EXERCISE DETAILS:
Type out the data exactly as given. Skip any image.

ENTRIES PROVIDED:

<<<<

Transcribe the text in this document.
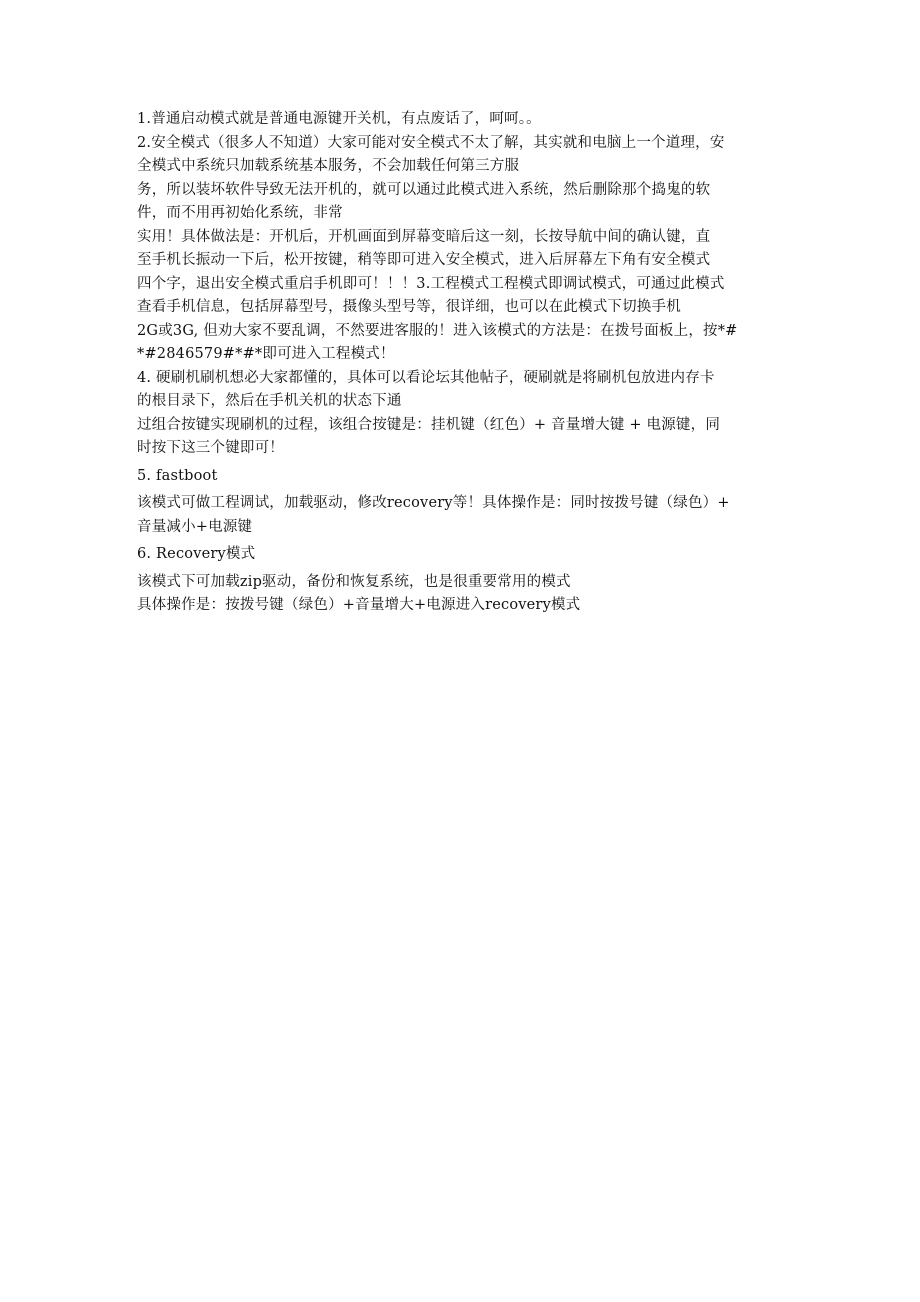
1.普通启动模式就是普通电源键开关机，有点废话了，呵呵。。
2.安全模式（很多人不知道）大家可能对安全模式不太了解，其实就和电脑上一个道理，安
全模式中系统只加载系统基本服务，不会加载任何第三方服
务，所以装坏软件导致无法开机的，就可以通过此模式进入系统，然后删除那个捣鬼的软
件，而不用再初始化系统，非常
实用！具体做法是：开机后，开机画面到屏幕变暗后这一刻，长按导航中间的确认键，直
至手机长振动一下后，松开按键，稍等即可进入安全模式，进入后屏幕左下角有安全模式
四个字，退出安全模式重启手机即可！！！3.工程模式工程模式即调试模式，可通过此模式
查看手机信息，包括屏幕型号，摄像头型号等，很详细，也可以在此模式下切换手机
2G或3G, 但劝大家不要乱调，不然要进客服的！进入该模式的方法是：在拨号面板上，按*#
*#2846579#*#*即可进入工程模式！
4. 硬刷机刷机想必大家都懂的，具体可以看论坛其他帖子，硬刷就是将刷机包放进内存卡
的根目录下，然后在手机关机的状态下通
过组合按键实现刷机的过程，该组合按键是：挂机键（红色）+ 音量增大键 + 电源键，同
时按下这三个键即可！
5. fastboot
该模式可做工程调试，加载驱动，修改recovery等！具体操作是：同时按拨号键（绿色）+
音量减小+电源键
6. Recovery模式
该模式下可加载zip驱动，备份和恢复系统，也是很重要常用的模式
具体操作是：按拨号键（绿色）+音量增大+电源进入recovery模式
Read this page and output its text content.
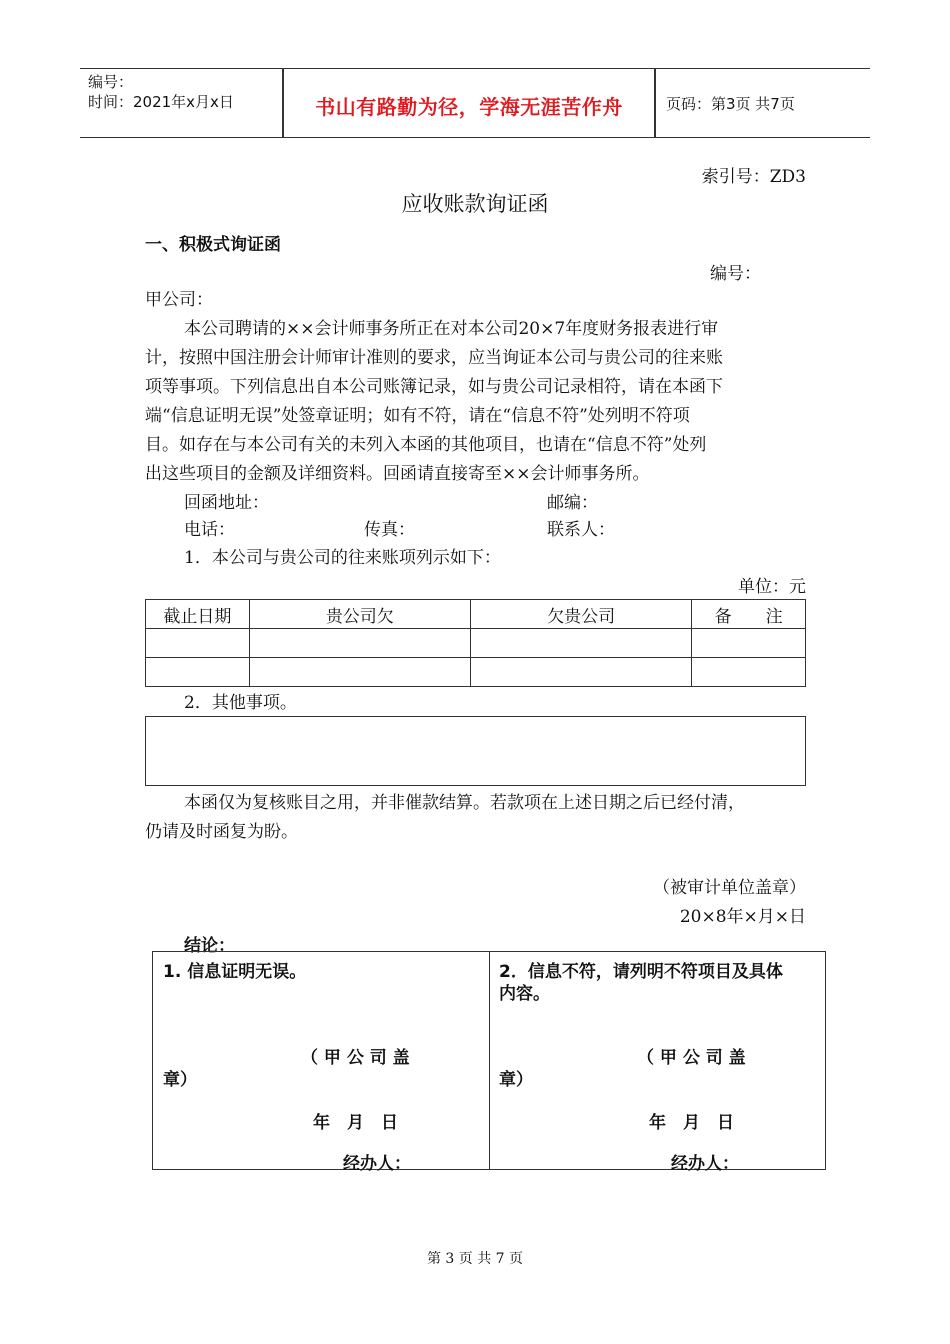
编号：
时间：2021年x月x日	书山有路勤为径，学海无涯苦作舟	页码：第3页 共7页
索引号：ZD3
应收账款询证函
一、积极式询证函
编号：
甲公司：
本公司聘请的××会计师事务所正在对本公司20×7年度财务报表进行审
计，按照中国注册会计师审计准则的要求，应当询证本公司与贵公司的往来账
项等事项。下列信息出自本公司账簿记录，如与贵公司记录相符，请在本函下
端“信息证明无误”处签章证明；如有不符，请在“信息不符”处列明不符项
目。如存在与本公司有关的未列入本函的其他项目，也请在“信息不符”处列
出这些项目的金额及详细资料。回函请直接寄至××会计师事务所。
回函地址：	邮编：
电话：	传真：	联系人：
1．本公司与贵公司的往来账项列示如下：
单位：元
截止日期	贵公司欠	欠贵公司	备　　注

2．其他事项。
本函仅为复核账目之用，并非催款结算。若款项在上述日期之后已经付清，
仍请及时函复为盼。
（被审计单位盖章）
20×8年×月×日
结论：
1. 信息证明无误。
（ 甲 公 司 盖
章）
年　月　日
经办人：
2．信息不符，请列明不符项目及具体
内容。
（ 甲 公 司 盖
章）
年　月　日
经办人：
第 3 页 共 7 页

>>>>

THE RESULT:
Transcribe the text in this document.
1.普通启动模式就是普通电源键开关机，有点废话了，呵呵。。
2.安全模式（很多人不知道）大家可能对安全模式不太了解，其实就和电脑上一个道理，安
全模式中系统只加载系统基本服务，不会加载任何第三方服
务，所以装坏软件导致无法开机的，就可以通过此模式进入系统，然后删除那个捣鬼的软
件，而不用再初始化系统，非常
实用！具体做法是：开机后，开机画面到屏幕变暗后这一刻，长按导航中间的确认键，直
至手机长振动一下后，松开按键，稍等即可进入安全模式，进入后屏幕左下角有安全模式
四个字，退出安全模式重启手机即可！！！3.工程模式工程模式即调试模式，可通过此模式
查看手机信息，包括屏幕型号，摄像头型号等，很详细，也可以在此模式下切换手机
2G或3G, 但劝大家不要乱调，不然要进客服的！进入该模式的方法是：在拨号面板上，按*#
*#2846579#*#*即可进入工程模式！
4. 硬刷机刷机想必大家都懂的，具体可以看论坛其他帖子，硬刷就是将刷机包放进内存卡
的根目录下，然后在手机关机的状态下通
过组合按键实现刷机的过程，该组合按键是：挂机键（红色）+ 音量增大键 + 电源键，同
时按下这三个键即可！
5. fastboot
该模式可做工程调试，加载驱动，修改recovery等！具体操作是：同时按拨号键（绿色）+
音量减小+电源键
6. Recovery模式
该模式下可加载zip驱动，备份和恢复系统，也是很重要常用的模式
具体操作是：按拨号键（绿色）+音量增大+电源进入recovery模式
Read this page and output its text content.
编号：
时间：2021年x月x日	书山有路勤为径，学海无涯苦作舟	页码：第3页 共7页
索引号：ZD3
应收账款询证函
一、积极式询证函
编号：
甲公司：
本公司聘请的××会计师事务所正在对本公司20×7年度财务报表进行审
计，按照中国注册会计师审计准则的要求，应当询证本公司与贵公司的往来账
项等事项。下列信息出自本公司账簿记录，如与贵公司记录相符，请在本函下
端“信息证明无误”处签章证明；如有不符，请在“信息不符”处列明不符项
目。如存在与本公司有关的未列入本函的其他项目，也请在“信息不符”处列
出这些项目的金额及详细资料。回函请直接寄至××会计师事务所。
回函地址：	邮编：
电话：	传真：	联系人：
1．本公司与贵公司的往来账项列示如下：
单位：元
截止日期	贵公司欠	欠贵公司	备　　注

2．其他事项。
本函仅为复核账目之用，并非催款结算。若款项在上述日期之后已经付清，
仍请及时函复为盼。
（被审计单位盖章）
20×8年×月×日
结论：
1. 信息证明无误。
（ 甲 公 司 盖
章）
年　月　日
经办人：
2．信息不符，请列明不符项目及具体
内容。
（ 甲 公 司 盖
章）
年　月　日
经办人：
第 3 页 共 7 页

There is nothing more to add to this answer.